→ Stored records
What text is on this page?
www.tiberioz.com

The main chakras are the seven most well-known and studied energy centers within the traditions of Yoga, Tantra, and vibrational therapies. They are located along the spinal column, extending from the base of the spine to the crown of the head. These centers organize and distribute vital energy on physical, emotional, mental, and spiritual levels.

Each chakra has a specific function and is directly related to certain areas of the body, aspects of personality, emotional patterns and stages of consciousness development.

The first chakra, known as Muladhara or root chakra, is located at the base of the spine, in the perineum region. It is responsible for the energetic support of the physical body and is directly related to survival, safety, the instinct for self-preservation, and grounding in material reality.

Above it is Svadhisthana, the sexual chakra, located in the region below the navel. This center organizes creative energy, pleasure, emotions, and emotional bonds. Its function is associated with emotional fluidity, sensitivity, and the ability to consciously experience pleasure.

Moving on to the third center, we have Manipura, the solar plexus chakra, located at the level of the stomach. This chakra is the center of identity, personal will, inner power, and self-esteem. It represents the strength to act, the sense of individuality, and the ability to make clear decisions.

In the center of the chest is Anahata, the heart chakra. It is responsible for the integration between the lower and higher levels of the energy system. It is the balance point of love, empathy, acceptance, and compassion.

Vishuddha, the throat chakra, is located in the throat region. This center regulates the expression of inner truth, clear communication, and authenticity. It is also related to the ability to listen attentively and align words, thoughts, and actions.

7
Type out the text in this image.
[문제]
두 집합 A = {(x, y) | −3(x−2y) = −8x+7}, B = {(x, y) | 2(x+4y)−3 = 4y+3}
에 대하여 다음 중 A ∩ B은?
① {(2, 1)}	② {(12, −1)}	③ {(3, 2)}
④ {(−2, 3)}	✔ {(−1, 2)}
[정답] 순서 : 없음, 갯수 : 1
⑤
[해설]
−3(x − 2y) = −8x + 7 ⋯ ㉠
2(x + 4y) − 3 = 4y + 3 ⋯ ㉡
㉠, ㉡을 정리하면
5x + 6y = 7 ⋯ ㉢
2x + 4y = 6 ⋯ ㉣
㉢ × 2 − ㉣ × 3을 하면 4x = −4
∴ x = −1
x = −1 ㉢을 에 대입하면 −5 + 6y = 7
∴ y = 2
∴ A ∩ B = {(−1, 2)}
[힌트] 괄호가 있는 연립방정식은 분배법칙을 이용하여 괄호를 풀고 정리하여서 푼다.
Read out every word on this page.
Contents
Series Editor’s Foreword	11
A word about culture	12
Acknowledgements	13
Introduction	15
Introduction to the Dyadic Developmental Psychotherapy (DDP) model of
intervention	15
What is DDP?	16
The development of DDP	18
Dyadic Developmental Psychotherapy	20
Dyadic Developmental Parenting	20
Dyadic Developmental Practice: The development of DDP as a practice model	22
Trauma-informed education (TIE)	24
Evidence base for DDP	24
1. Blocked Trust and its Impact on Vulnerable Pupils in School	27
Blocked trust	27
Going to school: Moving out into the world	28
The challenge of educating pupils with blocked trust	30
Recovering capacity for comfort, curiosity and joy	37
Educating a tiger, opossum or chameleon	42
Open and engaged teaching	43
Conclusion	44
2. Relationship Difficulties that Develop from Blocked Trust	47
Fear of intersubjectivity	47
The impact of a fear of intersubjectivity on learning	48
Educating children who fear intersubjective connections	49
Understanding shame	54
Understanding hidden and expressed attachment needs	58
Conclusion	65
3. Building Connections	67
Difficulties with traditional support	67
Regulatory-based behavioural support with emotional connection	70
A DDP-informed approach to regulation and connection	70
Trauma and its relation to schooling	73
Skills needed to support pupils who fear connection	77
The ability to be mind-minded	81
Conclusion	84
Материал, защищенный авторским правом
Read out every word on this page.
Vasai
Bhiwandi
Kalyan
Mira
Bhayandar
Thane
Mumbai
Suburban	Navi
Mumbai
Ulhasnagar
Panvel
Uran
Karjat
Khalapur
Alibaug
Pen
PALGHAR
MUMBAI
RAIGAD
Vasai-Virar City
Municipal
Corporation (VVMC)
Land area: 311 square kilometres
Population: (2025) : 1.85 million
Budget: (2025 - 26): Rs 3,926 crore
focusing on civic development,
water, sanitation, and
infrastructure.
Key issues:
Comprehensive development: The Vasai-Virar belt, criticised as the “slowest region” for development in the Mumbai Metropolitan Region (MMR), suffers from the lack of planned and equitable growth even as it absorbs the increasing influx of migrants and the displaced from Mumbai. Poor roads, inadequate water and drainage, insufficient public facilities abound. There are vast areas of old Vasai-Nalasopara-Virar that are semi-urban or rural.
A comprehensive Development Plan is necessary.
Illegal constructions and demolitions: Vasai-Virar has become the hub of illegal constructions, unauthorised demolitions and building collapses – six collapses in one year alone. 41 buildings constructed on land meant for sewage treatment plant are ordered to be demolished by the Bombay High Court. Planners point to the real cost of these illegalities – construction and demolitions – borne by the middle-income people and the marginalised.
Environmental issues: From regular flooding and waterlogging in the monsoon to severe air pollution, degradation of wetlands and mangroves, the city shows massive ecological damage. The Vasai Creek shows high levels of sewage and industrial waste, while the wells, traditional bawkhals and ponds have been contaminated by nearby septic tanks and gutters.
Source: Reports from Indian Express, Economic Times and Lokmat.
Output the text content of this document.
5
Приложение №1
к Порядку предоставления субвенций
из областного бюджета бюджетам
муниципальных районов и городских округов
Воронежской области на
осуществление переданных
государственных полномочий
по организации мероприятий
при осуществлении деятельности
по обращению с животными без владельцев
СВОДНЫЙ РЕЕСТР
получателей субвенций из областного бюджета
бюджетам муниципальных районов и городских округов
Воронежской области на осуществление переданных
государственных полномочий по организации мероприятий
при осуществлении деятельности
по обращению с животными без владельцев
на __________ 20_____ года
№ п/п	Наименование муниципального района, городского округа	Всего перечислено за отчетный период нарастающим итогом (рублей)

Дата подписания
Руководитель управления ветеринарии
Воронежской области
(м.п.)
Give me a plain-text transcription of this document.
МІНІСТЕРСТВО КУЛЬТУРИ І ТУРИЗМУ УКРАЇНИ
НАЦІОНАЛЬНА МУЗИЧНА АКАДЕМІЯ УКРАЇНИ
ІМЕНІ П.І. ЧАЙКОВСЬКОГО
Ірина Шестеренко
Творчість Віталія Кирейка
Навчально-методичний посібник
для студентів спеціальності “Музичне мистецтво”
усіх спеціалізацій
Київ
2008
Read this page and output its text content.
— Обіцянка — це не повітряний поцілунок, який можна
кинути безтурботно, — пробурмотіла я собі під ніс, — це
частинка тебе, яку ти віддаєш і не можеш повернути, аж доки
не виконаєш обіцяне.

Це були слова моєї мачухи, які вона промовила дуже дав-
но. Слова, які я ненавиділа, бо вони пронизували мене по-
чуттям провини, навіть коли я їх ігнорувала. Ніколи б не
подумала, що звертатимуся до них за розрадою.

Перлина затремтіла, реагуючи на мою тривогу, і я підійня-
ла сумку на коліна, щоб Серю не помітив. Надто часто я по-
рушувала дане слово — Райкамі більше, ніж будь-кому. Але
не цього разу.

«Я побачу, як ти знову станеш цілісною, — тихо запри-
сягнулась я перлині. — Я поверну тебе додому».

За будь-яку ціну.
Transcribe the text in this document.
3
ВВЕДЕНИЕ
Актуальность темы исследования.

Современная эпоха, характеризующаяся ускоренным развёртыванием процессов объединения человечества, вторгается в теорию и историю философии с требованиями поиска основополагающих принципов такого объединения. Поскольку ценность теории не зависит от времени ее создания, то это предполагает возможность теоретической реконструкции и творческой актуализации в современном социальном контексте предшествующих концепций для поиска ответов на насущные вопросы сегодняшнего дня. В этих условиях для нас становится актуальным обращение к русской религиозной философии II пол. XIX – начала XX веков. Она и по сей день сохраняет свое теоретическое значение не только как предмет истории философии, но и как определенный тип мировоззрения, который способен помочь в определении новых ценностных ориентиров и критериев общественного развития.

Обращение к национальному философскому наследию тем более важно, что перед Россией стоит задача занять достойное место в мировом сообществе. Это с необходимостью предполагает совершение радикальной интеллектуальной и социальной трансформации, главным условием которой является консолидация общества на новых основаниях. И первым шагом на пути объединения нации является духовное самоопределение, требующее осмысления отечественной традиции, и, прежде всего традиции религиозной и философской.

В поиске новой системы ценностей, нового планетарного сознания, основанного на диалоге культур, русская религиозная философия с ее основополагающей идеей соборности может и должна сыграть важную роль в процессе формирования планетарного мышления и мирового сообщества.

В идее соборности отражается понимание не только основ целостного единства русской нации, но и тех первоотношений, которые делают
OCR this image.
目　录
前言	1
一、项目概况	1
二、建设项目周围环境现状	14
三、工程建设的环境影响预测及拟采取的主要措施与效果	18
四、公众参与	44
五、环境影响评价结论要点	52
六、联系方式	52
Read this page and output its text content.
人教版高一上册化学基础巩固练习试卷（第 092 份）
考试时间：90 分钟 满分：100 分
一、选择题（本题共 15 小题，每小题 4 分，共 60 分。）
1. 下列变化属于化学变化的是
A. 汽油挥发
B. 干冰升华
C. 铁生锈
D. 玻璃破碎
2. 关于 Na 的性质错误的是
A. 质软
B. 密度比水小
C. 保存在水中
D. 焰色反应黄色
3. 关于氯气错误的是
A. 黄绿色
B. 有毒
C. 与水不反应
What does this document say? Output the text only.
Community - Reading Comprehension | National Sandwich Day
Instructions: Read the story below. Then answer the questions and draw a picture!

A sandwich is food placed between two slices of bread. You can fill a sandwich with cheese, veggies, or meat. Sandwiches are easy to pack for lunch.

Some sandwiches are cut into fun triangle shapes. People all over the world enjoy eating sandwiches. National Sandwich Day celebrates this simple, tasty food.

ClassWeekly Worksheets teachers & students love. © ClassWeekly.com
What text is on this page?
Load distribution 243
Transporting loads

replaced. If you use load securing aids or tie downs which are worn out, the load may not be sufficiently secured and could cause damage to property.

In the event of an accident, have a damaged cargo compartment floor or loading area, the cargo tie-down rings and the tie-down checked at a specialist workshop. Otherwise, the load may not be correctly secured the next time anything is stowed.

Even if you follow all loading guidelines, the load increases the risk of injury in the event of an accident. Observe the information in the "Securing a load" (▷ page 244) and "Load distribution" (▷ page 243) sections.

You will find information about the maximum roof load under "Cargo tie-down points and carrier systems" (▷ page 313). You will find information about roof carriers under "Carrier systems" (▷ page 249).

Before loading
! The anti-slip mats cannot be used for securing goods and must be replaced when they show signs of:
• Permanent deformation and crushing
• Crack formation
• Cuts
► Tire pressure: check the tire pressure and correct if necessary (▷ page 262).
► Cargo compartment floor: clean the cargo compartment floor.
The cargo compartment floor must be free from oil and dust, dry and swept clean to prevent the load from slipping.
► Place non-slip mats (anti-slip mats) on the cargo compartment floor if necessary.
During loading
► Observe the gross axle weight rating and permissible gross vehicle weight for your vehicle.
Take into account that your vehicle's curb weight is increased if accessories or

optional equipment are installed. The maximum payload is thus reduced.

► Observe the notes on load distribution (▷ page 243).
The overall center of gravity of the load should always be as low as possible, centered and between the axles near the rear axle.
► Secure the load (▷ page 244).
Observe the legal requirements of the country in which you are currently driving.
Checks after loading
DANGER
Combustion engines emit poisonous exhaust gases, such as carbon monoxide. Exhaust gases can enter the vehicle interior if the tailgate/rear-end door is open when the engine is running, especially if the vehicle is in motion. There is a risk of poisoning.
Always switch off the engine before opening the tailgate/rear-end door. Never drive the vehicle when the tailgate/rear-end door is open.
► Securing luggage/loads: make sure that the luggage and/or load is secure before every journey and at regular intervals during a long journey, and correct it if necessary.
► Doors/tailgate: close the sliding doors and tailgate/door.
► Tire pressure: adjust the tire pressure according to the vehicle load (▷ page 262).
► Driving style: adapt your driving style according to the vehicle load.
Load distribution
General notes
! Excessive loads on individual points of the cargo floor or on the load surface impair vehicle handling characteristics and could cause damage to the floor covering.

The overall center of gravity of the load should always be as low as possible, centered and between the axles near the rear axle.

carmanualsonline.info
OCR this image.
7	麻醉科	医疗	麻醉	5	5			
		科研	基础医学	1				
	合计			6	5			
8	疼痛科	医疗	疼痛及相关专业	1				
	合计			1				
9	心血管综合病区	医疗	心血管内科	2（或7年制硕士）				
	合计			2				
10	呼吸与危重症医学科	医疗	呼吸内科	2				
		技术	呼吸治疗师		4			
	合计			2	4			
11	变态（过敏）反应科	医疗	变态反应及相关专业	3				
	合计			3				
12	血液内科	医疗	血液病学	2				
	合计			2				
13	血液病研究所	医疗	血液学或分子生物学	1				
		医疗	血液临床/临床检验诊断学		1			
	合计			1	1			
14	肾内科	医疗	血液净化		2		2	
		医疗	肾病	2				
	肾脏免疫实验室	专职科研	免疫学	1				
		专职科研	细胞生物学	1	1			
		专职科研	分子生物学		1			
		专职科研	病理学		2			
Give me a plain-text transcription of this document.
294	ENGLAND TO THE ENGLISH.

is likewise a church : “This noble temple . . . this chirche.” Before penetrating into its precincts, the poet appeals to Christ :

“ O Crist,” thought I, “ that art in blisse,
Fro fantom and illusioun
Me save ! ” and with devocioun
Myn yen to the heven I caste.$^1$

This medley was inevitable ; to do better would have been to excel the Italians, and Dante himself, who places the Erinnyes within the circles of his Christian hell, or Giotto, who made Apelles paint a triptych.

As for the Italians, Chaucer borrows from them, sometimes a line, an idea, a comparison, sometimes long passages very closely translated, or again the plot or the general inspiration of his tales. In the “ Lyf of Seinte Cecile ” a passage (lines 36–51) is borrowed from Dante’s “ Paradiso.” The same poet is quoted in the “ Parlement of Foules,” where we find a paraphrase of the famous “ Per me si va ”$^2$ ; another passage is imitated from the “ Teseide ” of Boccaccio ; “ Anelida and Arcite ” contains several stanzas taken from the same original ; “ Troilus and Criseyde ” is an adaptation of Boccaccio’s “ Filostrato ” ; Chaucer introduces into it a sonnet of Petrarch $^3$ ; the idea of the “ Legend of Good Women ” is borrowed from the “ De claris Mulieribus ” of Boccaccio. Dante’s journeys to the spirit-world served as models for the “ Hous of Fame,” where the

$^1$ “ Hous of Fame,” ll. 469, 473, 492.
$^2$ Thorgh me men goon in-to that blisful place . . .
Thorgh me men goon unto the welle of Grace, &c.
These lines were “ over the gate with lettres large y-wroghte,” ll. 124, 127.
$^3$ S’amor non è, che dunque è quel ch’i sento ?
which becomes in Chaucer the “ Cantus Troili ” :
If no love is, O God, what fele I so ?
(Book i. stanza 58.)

→ Your goal
Copy out every line of the data that includes "information".

→ Response
Even if you follow all loading guidelines, the load increases the risk of injury in the event of an accident. Observe the information in the "Securing a load" (▷ page 244) and "Load distribution" (▷ page 243) sections.
You will find information about the maximum roof load under "Cargo tie-down points and carrier systems" (▷ page 313). You will find information about roof carriers under "Carrier systems" (▷ page 249).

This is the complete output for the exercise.